Reproduce the records that follow in full, excluding any picture they contain.

** BEGIN Dataset **

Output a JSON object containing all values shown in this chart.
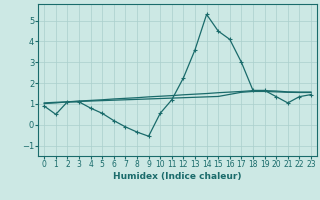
{
  "xlabel": "Humidex (Indice chaleur)",
  "x_values": [
    0,
    1,
    2,
    3,
    4,
    5,
    6,
    7,
    8,
    9,
    10,
    11,
    12,
    13,
    14,
    15,
    16,
    17,
    18,
    19,
    20,
    21,
    22,
    23
  ],
  "line1_y": [
    0.9,
    0.5,
    1.1,
    1.1,
    0.8,
    0.55,
    0.2,
    -0.1,
    -0.35,
    -0.55,
    0.55,
    1.2,
    2.25,
    3.6,
    5.3,
    4.5,
    4.1,
    3.0,
    1.65,
    1.65,
    1.35,
    1.05,
    1.35,
    1.45
  ],
  "line2_y": [
    1.05,
    1.08,
    1.1,
    1.12,
    1.14,
    1.16,
    1.18,
    1.2,
    1.22,
    1.24,
    1.26,
    1.28,
    1.3,
    1.32,
    1.34,
    1.36,
    1.46,
    1.56,
    1.6,
    1.6,
    1.58,
    1.56,
    1.55,
    1.55
  ],
  "line3_y": [
    1.02,
    1.05,
    1.1,
    1.14,
    1.17,
    1.2,
    1.24,
    1.27,
    1.3,
    1.34,
    1.37,
    1.4,
    1.44,
    1.47,
    1.5,
    1.54,
    1.57,
    1.6,
    1.64,
    1.64,
    1.62,
    1.58,
    1.57,
    1.57
  ],
  "line_color": "#1a6b6b",
  "bg_color": "#cce8e4",
  "grid_color": "#aacfcc",
  "ylim": [
    -1.5,
    5.8
  ],
  "yticks": [
    -1,
    0,
    1,
    2,
    3,
    4,
    5
  ],
  "xlim": [
    -0.5,
    23.5
  ],
  "xlabel_fontsize": 6.5,
  "tick_fontsize": 5.5,
  "ytick_fontsize": 6.0
}
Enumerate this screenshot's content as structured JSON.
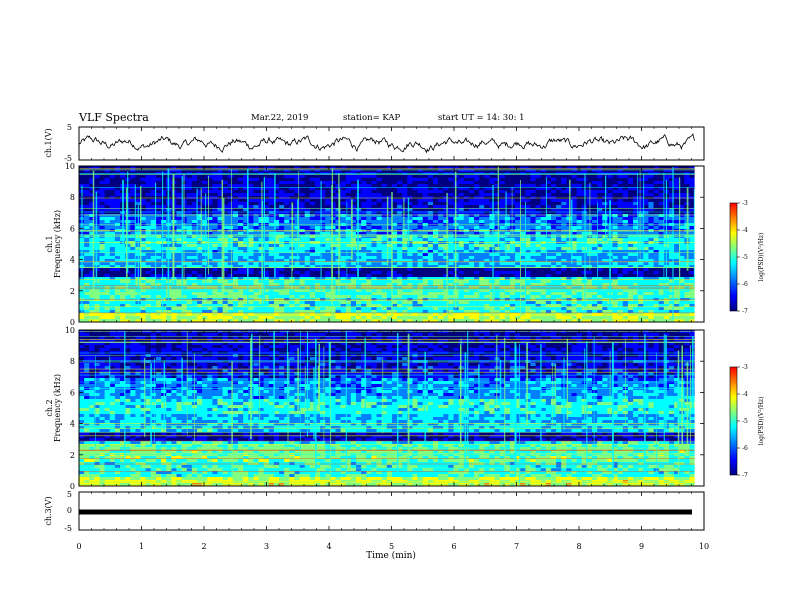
{
  "header": {
    "title": "VLF Spectra",
    "date": "Mar.22, 2019",
    "station": "station= KAP",
    "start": "start UT =   14: 30: 1"
  },
  "chart_data": [
    {
      "type": "line",
      "name": "ch1-waveform",
      "ylabel": "ch.1(V)",
      "ylim": [
        -5,
        5
      ],
      "yticks": [
        "5",
        "-5"
      ],
      "xlim": [
        0,
        10
      ],
      "note": "noisy waveform roughly between -2 and 2 V over 0–9.85 min"
    },
    {
      "type": "heatmap",
      "name": "ch1-spectrogram",
      "ylabel": "ch.1 Frequency (kHz)",
      "ylim": [
        0,
        10
      ],
      "yticks": [
        "0",
        "2",
        "4",
        "6",
        "8",
        "10"
      ],
      "xlim": [
        0,
        9.85
      ],
      "colorbar": {
        "label": "log(PSD)(V²/Hz)",
        "range": [
          -7,
          -3
        ],
        "ticks": [
          "-3",
          "-4",
          "-5",
          "-6",
          "-7"
        ]
      }
    },
    {
      "type": "heatmap",
      "name": "ch2-spectrogram",
      "ylabel": "ch.2 Frequency (kHz)",
      "ylim": [
        0,
        10
      ],
      "yticks": [
        "0",
        "2",
        "4",
        "6",
        "8",
        "10"
      ],
      "xlim": [
        0,
        9.85
      ],
      "colorbar": {
        "label": "log(PSD)(V²/Hz)",
        "range": [
          -7,
          -3
        ],
        "ticks": [
          "-3",
          "-4",
          "-5",
          "-6",
          "-7"
        ]
      }
    },
    {
      "type": "line",
      "name": "ch3-waveform",
      "ylabel": "ch.3(V)",
      "ylim": [
        -5,
        5
      ],
      "yticks": [
        "5",
        "0",
        "-5"
      ],
      "xlim": [
        0,
        10
      ],
      "note": "thick flat line near -1 V"
    }
  ],
  "xaxis": {
    "label": "Time (min)",
    "ticks": [
      "0",
      "1",
      "2",
      "3",
      "4",
      "5",
      "6",
      "7",
      "8",
      "9",
      "10"
    ]
  },
  "colors": {
    "colormap": [
      "#000080",
      "#0000ff",
      "#0080ff",
      "#00ffff",
      "#80ff80",
      "#ffff00",
      "#ff8000",
      "#ff0000"
    ]
  }
}
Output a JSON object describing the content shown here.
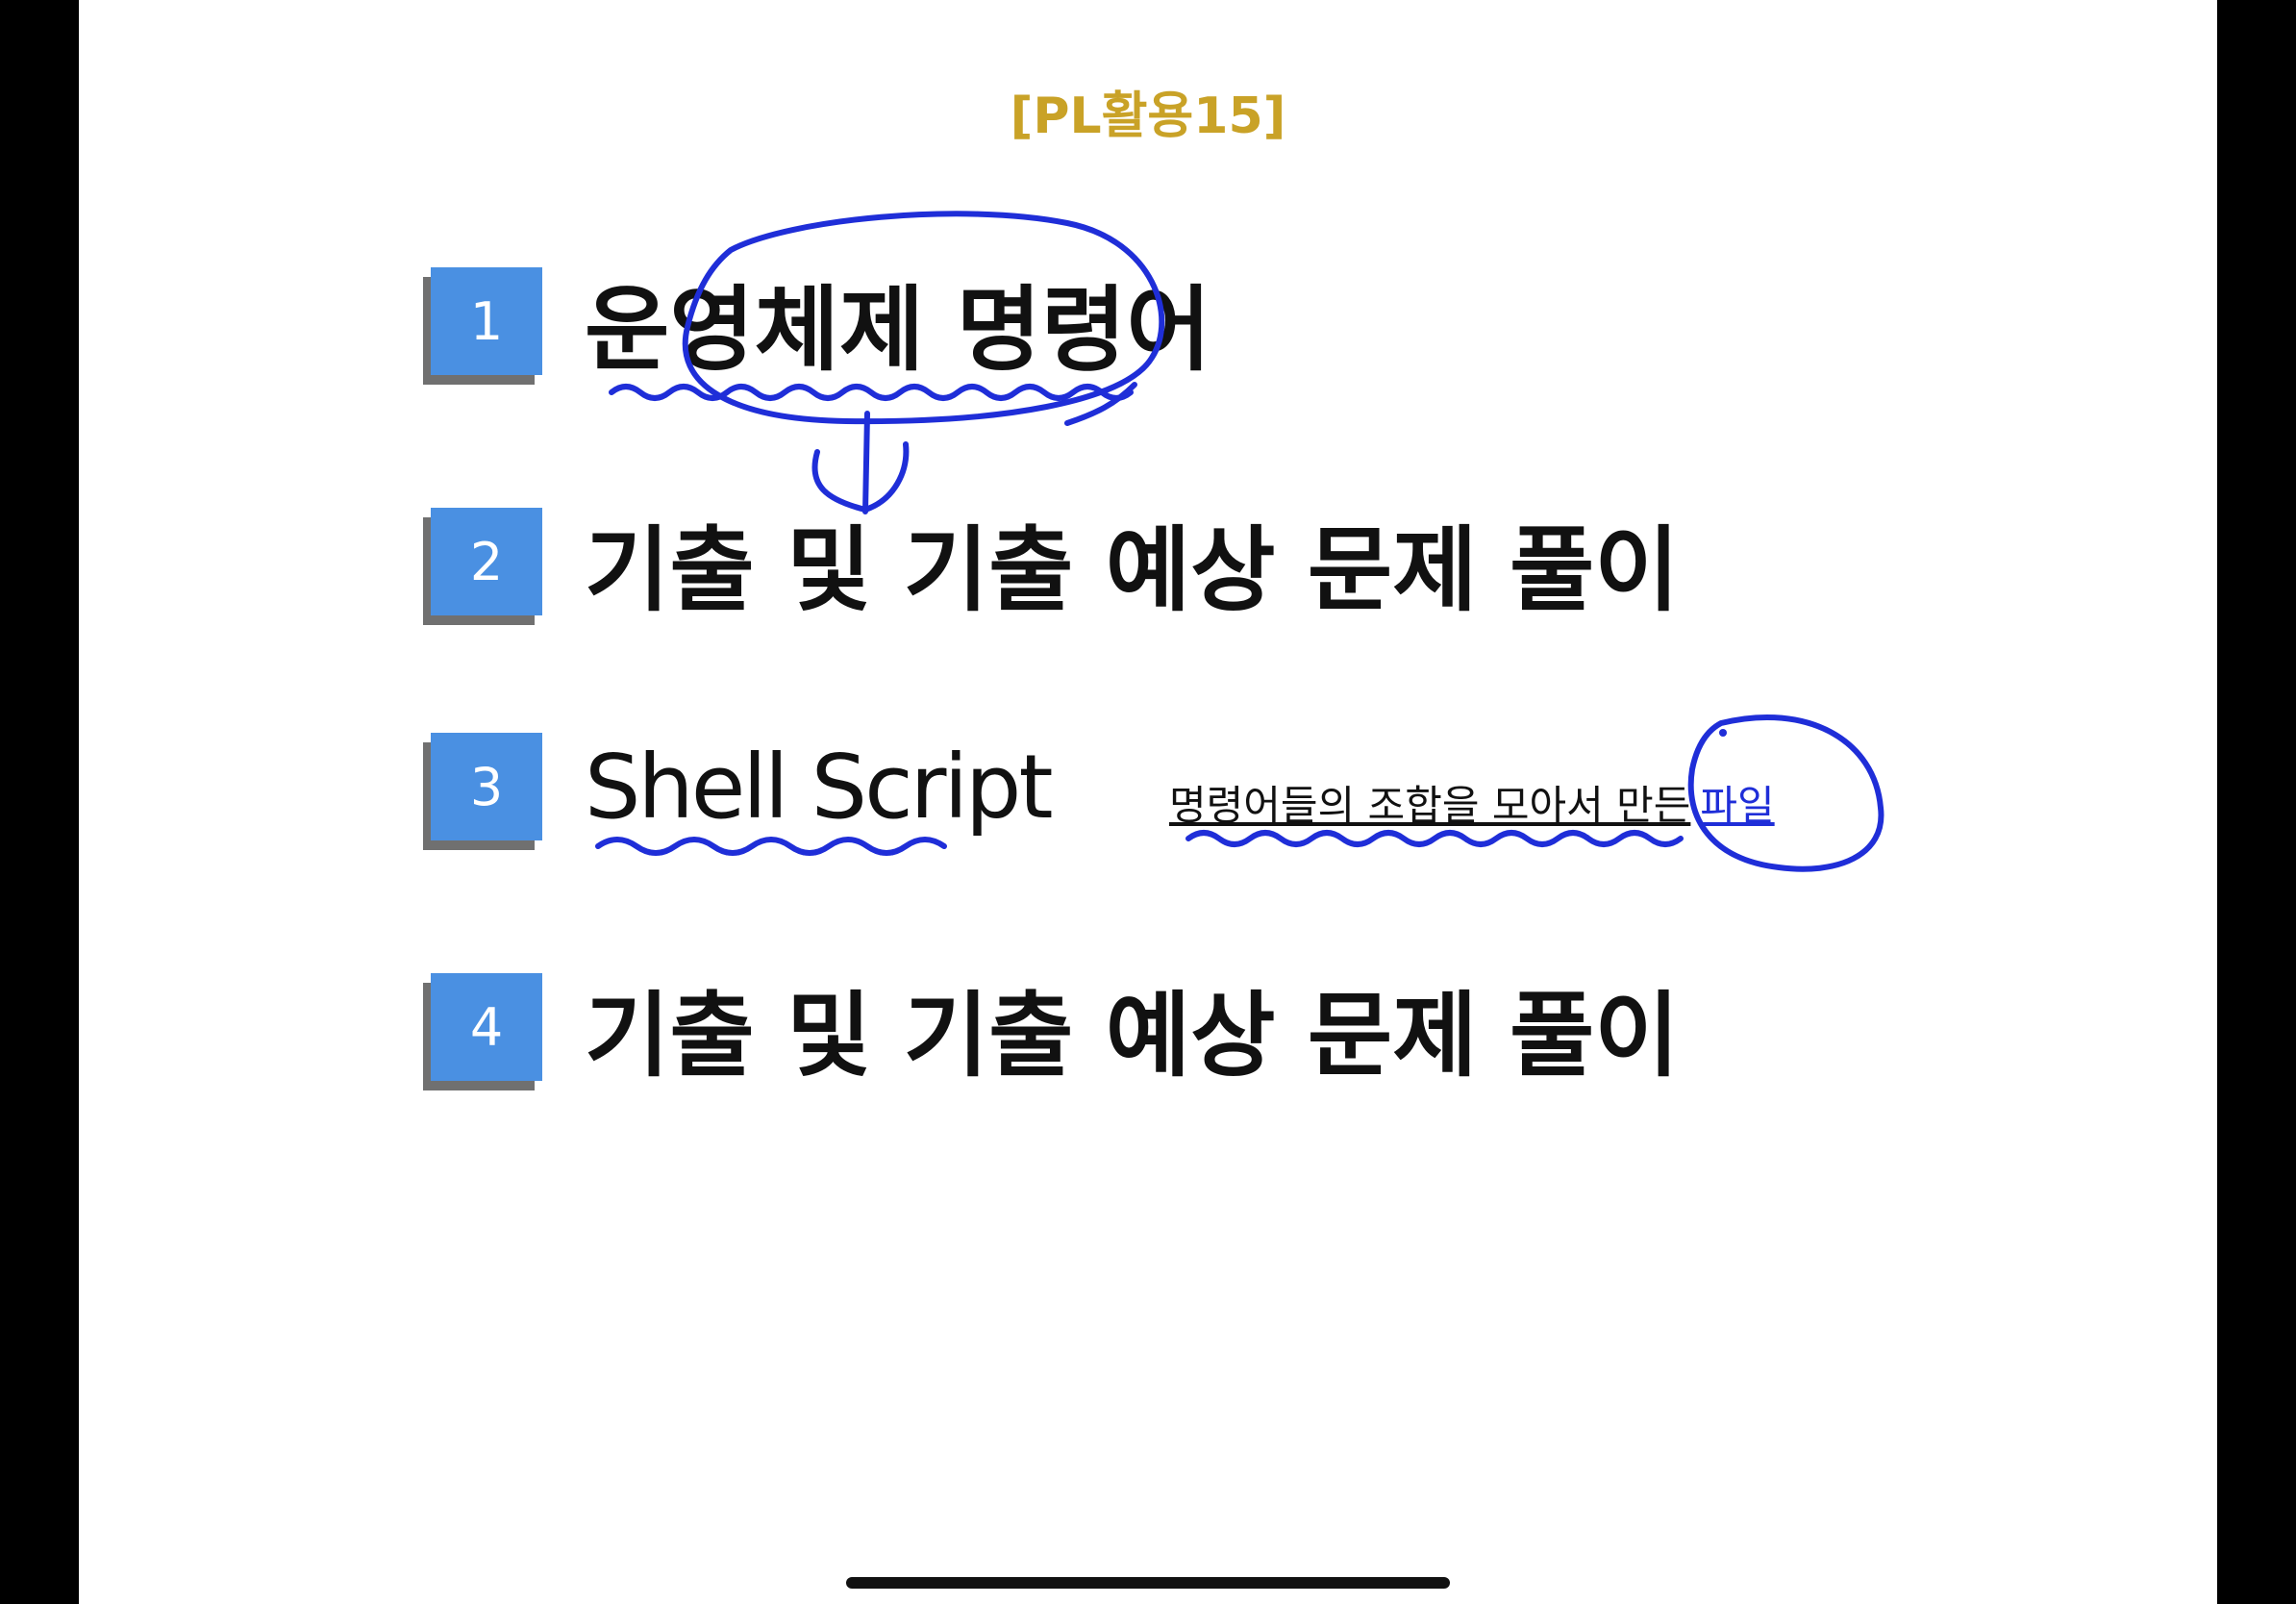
{
  "header": {
    "title": "[PL활용15]"
  },
  "items": [
    {
      "number": "1",
      "text": "운영체제 명령어"
    },
    {
      "number": "2",
      "text": "기출 및 기출 예상 문제 풀이"
    },
    {
      "number": "3",
      "text": "Shell Script"
    },
    {
      "number": "4",
      "text": "기출 및 기출 예상 문제 풀이"
    }
  ],
  "note": {
    "main": "명령어들의 조합을 모아서 만든",
    "link": "파일"
  },
  "colors": {
    "header": "#c9a227",
    "badge": "#4a90e2",
    "badge_shadow": "#707070",
    "ink": "#1f2ed8"
  }
}
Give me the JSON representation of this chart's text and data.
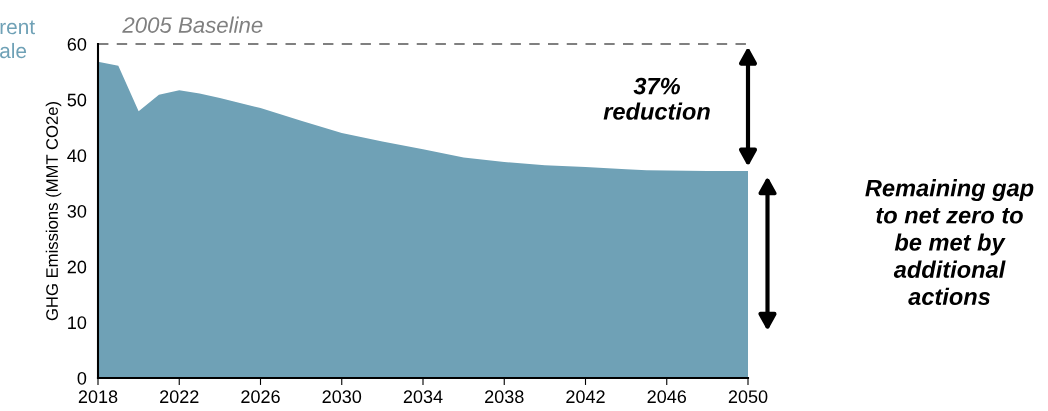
{
  "chart_data": {
    "type": "area",
    "ylabel": "GHG Emissions (MMT CO2e)",
    "x": [
      2018,
      2019,
      2020,
      2021,
      2022,
      2023,
      2024,
      2026,
      2028,
      2030,
      2032,
      2034,
      2036,
      2038,
      2040,
      2042,
      2044,
      2045,
      2048,
      2050
    ],
    "series": [
      {
        "color": "#6fa1b6",
        "values": [
          56.8,
          56.1,
          47.9,
          50.9,
          51.7,
          51.1,
          50.3,
          48.5,
          46.2,
          44.0,
          42.5,
          41.1,
          39.6,
          38.8,
          38.2,
          37.9,
          37.5,
          37.3,
          37.2,
          37.2
        ]
      }
    ],
    "xlim": [
      2018,
      2050
    ],
    "xticks": [
      2018,
      2022,
      2026,
      2030,
      2034,
      2038,
      2042,
      2046,
      2050
    ],
    "ylim": [
      0,
      60
    ],
    "yticks": [
      0,
      10,
      20,
      30,
      40,
      50,
      60
    ],
    "ref_lines": [
      {
        "axis": "y",
        "value": 60,
        "label": "2005 Baseline",
        "color": "#808080",
        "line_style": "dashed"
      }
    ],
    "annotations": [
      "37%\nreduction",
      "Remaining gap\nto net zero to\nbe met by\nadditional\nactions",
      "rent\nale"
    ],
    "grid": false
  }
}
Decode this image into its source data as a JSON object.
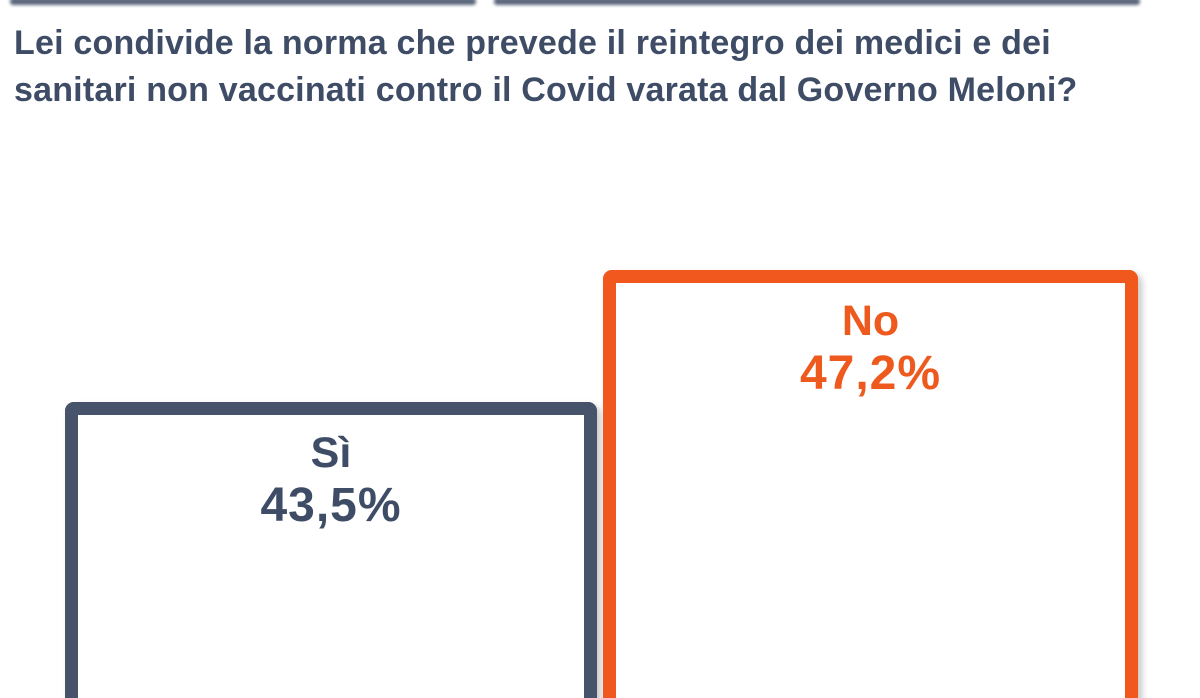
{
  "question": {
    "line1": "Lei condivide la norma che prevede il reintegro dei medici e dei",
    "line2": "sanitari non vaccinati contro il Covid varata dal Governo Meloni?"
  },
  "bars": [
    {
      "label": "Sì",
      "value": "43,5%",
      "border_color": "#46536B",
      "text_color": "#3E4C66"
    },
    {
      "label": "No",
      "value": "47,2%",
      "border_color": "#F0581D",
      "text_color": "#EE5A1E"
    }
  ],
  "colors": {
    "question_text": "#3E4C66",
    "si_accent": "#46536B",
    "no_accent": "#F0581D",
    "background": "#FFFFFF"
  },
  "chart_data": {
    "type": "bar",
    "title": "Lei condivide la norma che prevede il reintegro dei medici e dei sanitari non vaccinati contro il Covid varata dal Governo Meloni?",
    "categories": [
      "Sì",
      "No"
    ],
    "values": [
      43.5,
      47.2
    ],
    "value_labels": [
      "43,5%",
      "47,2%"
    ],
    "series_colors": [
      "#46536B",
      "#F0581D"
    ],
    "bar_style": "outlined white-filled columns, category and value labels inside top of each bar, columns cropped at bottom edge of image",
    "legend": "none",
    "grid": false,
    "xlabel": "",
    "ylabel": ""
  }
}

** END Dataset **

Task output:
Output a JSON object containing all values shown in this chart.
{
  "xlabel": "Humidex (Indice chaleur)",
  "x_values": [
    0,
    1,
    2,
    3,
    4,
    5,
    6,
    7,
    8,
    9,
    10,
    11,
    12,
    13,
    14,
    15,
    16,
    17,
    18,
    19,
    20,
    21,
    22,
    23
  ],
  "line1_y": [
    0.9,
    0.5,
    1.1,
    1.1,
    0.8,
    0.55,
    0.2,
    -0.1,
    -0.35,
    -0.55,
    0.55,
    1.2,
    2.25,
    3.6,
    5.3,
    4.5,
    4.1,
    3.0,
    1.65,
    1.65,
    1.35,
    1.05,
    1.35,
    1.45
  ],
  "line2_y": [
    1.05,
    1.08,
    1.1,
    1.12,
    1.14,
    1.16,
    1.18,
    1.2,
    1.22,
    1.24,
    1.26,
    1.28,
    1.3,
    1.32,
    1.34,
    1.36,
    1.46,
    1.56,
    1.6,
    1.6,
    1.58,
    1.56,
    1.55,
    1.55
  ],
  "line3_y": [
    1.02,
    1.05,
    1.1,
    1.14,
    1.17,
    1.2,
    1.24,
    1.27,
    1.3,
    1.34,
    1.37,
    1.4,
    1.44,
    1.47,
    1.5,
    1.54,
    1.57,
    1.6,
    1.64,
    1.64,
    1.62,
    1.58,
    1.57,
    1.57
  ],
  "line_color": "#1a6b6b",
  "bg_color": "#cce8e4",
  "grid_color": "#aacfcc",
  "ylim": [
    -1.5,
    5.8
  ],
  "yticks": [
    -1,
    0,
    1,
    2,
    3,
    4,
    5
  ],
  "xlim": [
    -0.5,
    23.5
  ],
  "xlabel_fontsize": 6.5,
  "tick_fontsize": 5.5,
  "ytick_fontsize": 6.0
}
Enumerate this screenshot's content as structured JSON.
{
  "header": {
    "title": "VLF Spectra",
    "date": "Mar.22, 2019",
    "station": "station= KAP",
    "start": "start UT =   14: 30: 1"
  },
  "chart_data": [
    {
      "type": "line",
      "name": "ch1-waveform",
      "ylabel": "ch.1(V)",
      "ylim": [
        -5,
        5
      ],
      "yticks": [
        "5",
        "-5"
      ],
      "xlim": [
        0,
        10
      ],
      "note": "noisy waveform roughly between -2 and 2 V over 0–9.85 min"
    },
    {
      "type": "heatmap",
      "name": "ch1-spectrogram",
      "ylabel": "ch.1 Frequency (kHz)",
      "ylim": [
        0,
        10
      ],
      "yticks": [
        "0",
        "2",
        "4",
        "6",
        "8",
        "10"
      ],
      "xlim": [
        0,
        9.85
      ],
      "colorbar": {
        "label": "log(PSD)(V²/Hz)",
        "range": [
          -7,
          -3
        ],
        "ticks": [
          "-3",
          "-4",
          "-5",
          "-6",
          "-7"
        ]
      }
    },
    {
      "type": "heatmap",
      "name": "ch2-spectrogram",
      "ylabel": "ch.2 Frequency (kHz)",
      "ylim": [
        0,
        10
      ],
      "yticks": [
        "0",
        "2",
        "4",
        "6",
        "8",
        "10"
      ],
      "xlim": [
        0,
        9.85
      ],
      "colorbar": {
        "label": "log(PSD)(V²/Hz)",
        "range": [
          -7,
          -3
        ],
        "ticks": [
          "-3",
          "-4",
          "-5",
          "-6",
          "-7"
        ]
      }
    },
    {
      "type": "line",
      "name": "ch3-waveform",
      "ylabel": "ch.3(V)",
      "ylim": [
        -5,
        5
      ],
      "yticks": [
        "5",
        "0",
        "-5"
      ],
      "xlim": [
        0,
        10
      ],
      "note": "thick flat line near -1 V"
    }
  ],
  "xaxis": {
    "label": "Time (min)",
    "ticks": [
      "0",
      "1",
      "2",
      "3",
      "4",
      "5",
      "6",
      "7",
      "8",
      "9",
      "10"
    ]
  },
  "colors": {
    "colormap": [
      "#000080",
      "#0000ff",
      "#0080ff",
      "#00ffff",
      "#80ff80",
      "#ffff00",
      "#ff8000",
      "#ff0000"
    ]
  }
}
Output a JSON object describing the content shown here.
{
  "header": {
    "title": "[PL활용15]"
  },
  "items": [
    {
      "number": "1",
      "text": "운영체제 명령어"
    },
    {
      "number": "2",
      "text": "기출 및 기출 예상 문제 풀이"
    },
    {
      "number": "3",
      "text": "Shell Script"
    },
    {
      "number": "4",
      "text": "기출 및 기출 예상 문제 풀이"
    }
  ],
  "note": {
    "main": "명령어들의 조합을 모아서 만든",
    "link": "파일"
  },
  "colors": {
    "header": "#c9a227",
    "badge": "#4a90e2",
    "badge_shadow": "#707070",
    "ink": "#1f2ed8"
  }
}
Give me the JSON representation of this chart's text and data.
{
  "chart_data": {
    "type": "area",
    "ylabel": "GHG Emissions (MMT CO2e)",
    "x": [
      2018,
      2019,
      2020,
      2021,
      2022,
      2023,
      2024,
      2026,
      2028,
      2030,
      2032,
      2034,
      2036,
      2038,
      2040,
      2042,
      2044,
      2045,
      2048,
      2050
    ],
    "series": [
      {
        "color": "#6fa1b6",
        "values": [
          56.8,
          56.1,
          47.9,
          50.9,
          51.7,
          51.1,
          50.3,
          48.5,
          46.2,
          44.0,
          42.5,
          41.1,
          39.6,
          38.8,
          38.2,
          37.9,
          37.5,
          37.3,
          37.2,
          37.2
        ]
      }
    ],
    "xlim": [
      2018,
      2050
    ],
    "xticks": [
      2018,
      2022,
      2026,
      2030,
      2034,
      2038,
      2042,
      2046,
      2050
    ],
    "ylim": [
      0,
      60
    ],
    "yticks": [
      0,
      10,
      20,
      30,
      40,
      50,
      60
    ],
    "ref_lines": [
      {
        "axis": "y",
        "value": 60,
        "label": "2005 Baseline",
        "color": "#808080",
        "line_style": "dashed"
      }
    ],
    "annotations": [
      "37%\nreduction",
      "Remaining gap\nto net zero to\nbe met by\nadditional\nactions",
      "rent\nale"
    ],
    "grid": false
  }
}
Decode this image into its source data as a JSON object.
{
  "question": {
    "line1": "Lei condivide la norma che prevede il reintegro dei medici e dei",
    "line2": "sanitari non vaccinati contro il Covid varata dal Governo Meloni?"
  },
  "bars": [
    {
      "label": "Sì",
      "value": "43,5%",
      "border_color": "#46536B",
      "text_color": "#3E4C66"
    },
    {
      "label": "No",
      "value": "47,2%",
      "border_color": "#F0581D",
      "text_color": "#EE5A1E"
    }
  ],
  "colors": {
    "question_text": "#3E4C66",
    "si_accent": "#46536B",
    "no_accent": "#F0581D",
    "background": "#FFFFFF"
  },
  "chart_data": {
    "type": "bar",
    "title": "Lei condivide la norma che prevede il reintegro dei medici e dei sanitari non vaccinati contro il Covid varata dal Governo Meloni?",
    "categories": [
      "Sì",
      "No"
    ],
    "values": [
      43.5,
      47.2
    ],
    "value_labels": [
      "43,5%",
      "47,2%"
    ],
    "series_colors": [
      "#46536B",
      "#F0581D"
    ],
    "bar_style": "outlined white-filled columns, category and value labels inside top of each bar, columns cropped at bottom edge of image",
    "legend": "none",
    "grid": false,
    "xlabel": "",
    "ylabel": ""
  }
}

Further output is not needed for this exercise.